==== Records supplied

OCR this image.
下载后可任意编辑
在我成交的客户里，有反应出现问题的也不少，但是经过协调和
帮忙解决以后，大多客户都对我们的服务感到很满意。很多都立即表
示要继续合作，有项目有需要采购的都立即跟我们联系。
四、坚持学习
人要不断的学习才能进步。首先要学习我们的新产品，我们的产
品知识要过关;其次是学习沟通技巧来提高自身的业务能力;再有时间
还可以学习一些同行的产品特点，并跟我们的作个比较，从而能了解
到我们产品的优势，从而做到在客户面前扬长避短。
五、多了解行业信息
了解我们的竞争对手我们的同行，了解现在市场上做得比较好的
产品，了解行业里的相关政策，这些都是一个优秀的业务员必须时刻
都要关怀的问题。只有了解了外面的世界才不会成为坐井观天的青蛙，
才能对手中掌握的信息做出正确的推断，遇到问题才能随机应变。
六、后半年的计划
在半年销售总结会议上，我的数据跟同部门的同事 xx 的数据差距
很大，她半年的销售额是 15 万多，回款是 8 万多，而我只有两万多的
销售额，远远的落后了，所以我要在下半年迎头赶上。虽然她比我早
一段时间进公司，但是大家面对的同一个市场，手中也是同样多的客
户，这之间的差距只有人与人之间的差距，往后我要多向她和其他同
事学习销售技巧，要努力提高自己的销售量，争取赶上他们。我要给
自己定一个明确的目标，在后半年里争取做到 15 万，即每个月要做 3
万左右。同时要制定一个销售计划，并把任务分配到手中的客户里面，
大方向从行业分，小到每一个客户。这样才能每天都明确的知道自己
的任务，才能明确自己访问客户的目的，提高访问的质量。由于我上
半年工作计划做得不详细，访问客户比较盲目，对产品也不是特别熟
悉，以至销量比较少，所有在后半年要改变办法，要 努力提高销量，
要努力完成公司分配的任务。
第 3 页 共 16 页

========

#### What the task requires
Write out all the entries exactly.

#### The reply
OCR this image.
下载后可任意编辑
在我成交的客户里，有反应出现问题的也不少，但是经过协调和
帮忙解决以后，大多客户都对我们的服务感到很满意。很多都立即表
示要继续合作，有项目有需要采购的都立即跟我们联系。
四、坚持学习
人要不断的学习才能进步。首先要学习我们的新产品，我们的产
品知识要过关;其次是学习沟通技巧来提高自身的业务能力;再有时间
还可以学习一些同行的产品特点，并跟我们的作个比较，从而能了解
到我们产品的优势，从而做到在客户面前扬长避短。
五、多了解行业信息
了解我们的竞争对手我们的同行，了解现在市场上做得比较好的
产品，了解行业里的相关政策，这些都是一个优秀的业务员必须时刻
都要关怀的问题。只有了解了外面的世界才不会成为坐井观天的青蛙，
才能对手中掌握的信息做出正确的推断，遇到问题才能随机应变。
六、后半年的计划
在半年销售总结会议上，我的数据跟同部门的同事 xx 的数据差距
很大，她半年的销售额是 15 万多，回款是 8 万多，而我只有两万多的
销售额，远远的落后了，所以我要在下半年迎头赶上。虽然她比我早
一段时间进公司，但是大家面对的同一个市场，手中也是同样多的客
户，这之间的差距只有人与人之间的差距，往后我要多向她和其他同
事学习销售技巧，要努力提高自己的销售量，争取赶上他们。我要给
自己定一个明确的目标，在后半年里争取做到 15 万，即每个月要做 3
万左右。同时要制定一个销售计划，并把任务分配到手中的客户里面，
大方向从行业分，小到每一个客户。这样才能每天都明确的知道自己
的任务，才能明确自己访问客户的目的，提高访问的质量。由于我上
半年工作计划做得不详细，访问客户比较盲目，对产品也不是特别熟
悉，以至销量比较少，所有在后半年要改变办法，要 努力提高销量，
要努力完成公司分配的任务。
第 3 页 共 16 页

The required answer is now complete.